FRAGMENTO →
☆ ☆ ☆ ☆
Mientras las sonrisas siguen intactas en el balcón, las risas y la admiración por los marchistas y sus suertes, el descenso de paracaidis­tas de un helicópter­o militar provoca algo más que la emoción de los testigos. El giro de las aspas de la aeronave levanta lo que en términos literales bien puede llamarse un torbellino de estiércol, cuyo curso caprichoso lo lleva en todas direccione­s del Zócalo y una parte va a dar en porciones considerab­les a las cabezas de la feliz familia presidenci­al.

El gobernante observa cómo una nube de estiércol invade su espacio VIP e intenta limpiar la cabeza de uno de los hijos, que por lo demás se lleva la mano a la nariz frente al hedor imperante, mientras la madre también agita los brazos para deshacerse de los indeseable­s desechos voladores. Nadie deja de regalar ahí en las alturas de Palacio Nacional su mejor sonrisa a las cámaras de televisión, que capturan todo el momento, resumen de una despedida al rey en turno: una lluvia de mierda echa a perder el sueño faraónico.

Cuando la nube tóxica y su hedor han cedido, un oficial del Ejército aparece frente a su todavía comandante en jefe y le rinde el parte oficial, que no verídico, de la jornada: “sin novedad”.
☆ ☆ ☆ ☆
MATERIAL PROPORCIONADO →
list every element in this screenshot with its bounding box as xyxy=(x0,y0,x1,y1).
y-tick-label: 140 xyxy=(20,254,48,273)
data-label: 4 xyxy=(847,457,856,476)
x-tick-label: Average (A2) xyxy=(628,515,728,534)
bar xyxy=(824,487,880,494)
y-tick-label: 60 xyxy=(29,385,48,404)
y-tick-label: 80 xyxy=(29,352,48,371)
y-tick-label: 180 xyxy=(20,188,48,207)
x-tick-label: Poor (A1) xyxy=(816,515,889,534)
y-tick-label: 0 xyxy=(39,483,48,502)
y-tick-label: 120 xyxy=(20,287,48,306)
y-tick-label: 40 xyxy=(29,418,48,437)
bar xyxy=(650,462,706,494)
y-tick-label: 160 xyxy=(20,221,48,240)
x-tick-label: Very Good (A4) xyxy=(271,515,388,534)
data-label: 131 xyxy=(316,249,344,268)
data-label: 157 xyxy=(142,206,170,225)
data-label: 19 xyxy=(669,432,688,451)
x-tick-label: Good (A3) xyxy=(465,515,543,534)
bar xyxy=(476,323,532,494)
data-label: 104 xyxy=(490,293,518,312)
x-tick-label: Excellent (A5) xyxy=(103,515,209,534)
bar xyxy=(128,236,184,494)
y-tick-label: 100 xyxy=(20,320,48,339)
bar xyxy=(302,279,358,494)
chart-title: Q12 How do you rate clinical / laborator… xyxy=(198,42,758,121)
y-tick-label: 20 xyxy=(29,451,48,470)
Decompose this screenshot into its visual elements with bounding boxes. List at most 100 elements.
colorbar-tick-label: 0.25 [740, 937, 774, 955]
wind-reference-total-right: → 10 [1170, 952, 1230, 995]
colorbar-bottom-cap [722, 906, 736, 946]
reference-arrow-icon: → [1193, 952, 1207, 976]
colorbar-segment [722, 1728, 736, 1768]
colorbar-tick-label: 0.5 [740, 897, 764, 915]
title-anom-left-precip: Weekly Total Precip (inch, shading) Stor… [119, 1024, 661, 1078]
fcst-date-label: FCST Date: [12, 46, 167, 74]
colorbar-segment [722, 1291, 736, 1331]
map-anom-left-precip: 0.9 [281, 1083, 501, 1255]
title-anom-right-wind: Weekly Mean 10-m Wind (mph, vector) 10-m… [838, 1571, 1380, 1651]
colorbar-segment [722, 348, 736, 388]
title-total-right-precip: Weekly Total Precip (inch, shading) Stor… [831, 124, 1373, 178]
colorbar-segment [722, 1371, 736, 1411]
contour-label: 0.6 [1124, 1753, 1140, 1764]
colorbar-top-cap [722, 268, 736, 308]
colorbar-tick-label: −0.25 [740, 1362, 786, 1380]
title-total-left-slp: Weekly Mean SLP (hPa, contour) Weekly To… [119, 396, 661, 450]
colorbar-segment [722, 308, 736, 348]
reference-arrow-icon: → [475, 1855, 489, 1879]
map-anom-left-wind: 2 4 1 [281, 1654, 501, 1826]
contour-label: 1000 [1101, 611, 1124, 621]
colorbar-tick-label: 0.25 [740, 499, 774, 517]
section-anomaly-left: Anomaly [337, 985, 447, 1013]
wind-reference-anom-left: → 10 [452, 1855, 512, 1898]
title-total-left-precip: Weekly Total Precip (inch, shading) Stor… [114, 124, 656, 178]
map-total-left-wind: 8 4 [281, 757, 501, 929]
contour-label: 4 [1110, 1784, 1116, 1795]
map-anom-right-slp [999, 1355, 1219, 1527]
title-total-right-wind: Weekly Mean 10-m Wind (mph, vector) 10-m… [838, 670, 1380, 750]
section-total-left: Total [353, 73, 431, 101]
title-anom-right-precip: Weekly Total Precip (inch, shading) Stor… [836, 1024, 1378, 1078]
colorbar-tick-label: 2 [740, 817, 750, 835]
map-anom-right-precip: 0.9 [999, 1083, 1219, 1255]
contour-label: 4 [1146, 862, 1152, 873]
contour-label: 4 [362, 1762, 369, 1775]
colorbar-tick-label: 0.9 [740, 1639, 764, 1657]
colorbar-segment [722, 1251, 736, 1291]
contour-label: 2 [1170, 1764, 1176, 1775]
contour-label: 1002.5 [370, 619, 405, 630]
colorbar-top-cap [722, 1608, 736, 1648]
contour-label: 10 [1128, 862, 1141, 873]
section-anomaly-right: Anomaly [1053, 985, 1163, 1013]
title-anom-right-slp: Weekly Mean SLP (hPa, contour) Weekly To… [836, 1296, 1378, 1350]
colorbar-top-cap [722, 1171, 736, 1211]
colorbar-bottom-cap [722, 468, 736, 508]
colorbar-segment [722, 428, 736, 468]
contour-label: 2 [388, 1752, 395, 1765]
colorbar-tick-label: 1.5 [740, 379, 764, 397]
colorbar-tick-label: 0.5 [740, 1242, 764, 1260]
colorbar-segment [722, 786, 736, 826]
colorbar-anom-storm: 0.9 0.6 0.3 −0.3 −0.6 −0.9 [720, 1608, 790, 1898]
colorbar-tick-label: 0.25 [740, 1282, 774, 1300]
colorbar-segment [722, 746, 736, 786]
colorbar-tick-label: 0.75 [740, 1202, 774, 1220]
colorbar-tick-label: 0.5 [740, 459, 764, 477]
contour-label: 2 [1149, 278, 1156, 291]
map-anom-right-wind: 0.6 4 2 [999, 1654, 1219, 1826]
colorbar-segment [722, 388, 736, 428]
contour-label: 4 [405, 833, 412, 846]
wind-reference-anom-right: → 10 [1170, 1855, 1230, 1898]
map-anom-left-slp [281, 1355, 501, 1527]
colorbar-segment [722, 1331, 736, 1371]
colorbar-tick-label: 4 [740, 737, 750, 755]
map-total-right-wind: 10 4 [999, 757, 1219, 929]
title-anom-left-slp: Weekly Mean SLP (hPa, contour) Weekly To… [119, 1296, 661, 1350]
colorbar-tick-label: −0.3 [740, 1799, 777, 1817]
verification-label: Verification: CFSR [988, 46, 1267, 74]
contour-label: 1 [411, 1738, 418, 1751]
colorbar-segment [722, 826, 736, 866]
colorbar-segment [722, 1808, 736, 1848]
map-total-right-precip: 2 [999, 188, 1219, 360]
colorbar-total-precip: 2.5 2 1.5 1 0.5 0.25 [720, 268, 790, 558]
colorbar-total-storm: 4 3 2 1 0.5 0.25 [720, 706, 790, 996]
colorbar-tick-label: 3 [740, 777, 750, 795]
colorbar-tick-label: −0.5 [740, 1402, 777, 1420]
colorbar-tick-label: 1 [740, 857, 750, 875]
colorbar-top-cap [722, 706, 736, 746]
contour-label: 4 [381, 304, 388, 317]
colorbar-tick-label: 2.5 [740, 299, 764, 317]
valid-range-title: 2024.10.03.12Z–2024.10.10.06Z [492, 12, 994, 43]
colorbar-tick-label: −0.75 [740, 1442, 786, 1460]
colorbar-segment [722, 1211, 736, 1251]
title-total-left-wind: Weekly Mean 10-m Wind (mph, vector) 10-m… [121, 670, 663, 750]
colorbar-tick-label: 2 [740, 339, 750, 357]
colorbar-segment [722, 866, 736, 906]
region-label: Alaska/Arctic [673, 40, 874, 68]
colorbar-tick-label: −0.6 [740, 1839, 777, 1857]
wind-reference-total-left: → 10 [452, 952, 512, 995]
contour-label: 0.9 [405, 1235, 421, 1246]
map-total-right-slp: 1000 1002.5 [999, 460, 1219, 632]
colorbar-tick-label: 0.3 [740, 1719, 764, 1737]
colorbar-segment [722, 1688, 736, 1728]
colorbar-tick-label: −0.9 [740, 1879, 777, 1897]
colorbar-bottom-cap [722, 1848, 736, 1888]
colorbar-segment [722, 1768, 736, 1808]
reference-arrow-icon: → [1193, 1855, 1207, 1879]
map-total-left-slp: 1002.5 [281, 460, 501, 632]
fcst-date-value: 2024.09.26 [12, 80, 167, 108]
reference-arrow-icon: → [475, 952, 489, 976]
☆ ☆ ☆ ☆
ACTIVIDAD →
Transcribe íntegro y sin ninguna modificación el fragmento sobre el torbellino de estiércol en el balcón de Palacio Nacional.

RESPUESTA →
Mientras las sonrisas siguen intactas en el balcón, las risas y la admiración por los marchistas y sus suertes, el descenso de paracaidis­tas de un helicópter­o militar provoca algo más que la emoción de los testigos. El giro de las aspas de la aeronave levanta lo que en términos literales bien puede llamarse un torbellino de estiércol, cuyo curso caprichoso lo lleva en todas direccione­s del Zócalo y una parte va a dar en porciones considerab­les a las cabezas de la feliz familia presidenci­al.

El gobernante observa cómo una nube de estiércol invade su espacio VIP e intenta limpiar la cabeza de uno de los hijos, que por lo demás se lleva la mano a la nariz frente al hedor imperante, mientras la madre también agita los brazos para deshacerse de los indeseable­s desechos voladores. Nadie deja de regalar ahí en las alturas de Palacio Nacional su mejor sonrisa a las cámaras de televisión, que capturan todo el momento, resumen de una despedida al rey en turno: una lluvia de mierda echa a perder el sueño faraónico.

Cuando la nube tóxica y su hedor han cedido, un oficial del Ejército aparece frente a su todavía comandante en jefe y le rinde el parte oficial, que no verídico, de la jornada: “sin novedad”.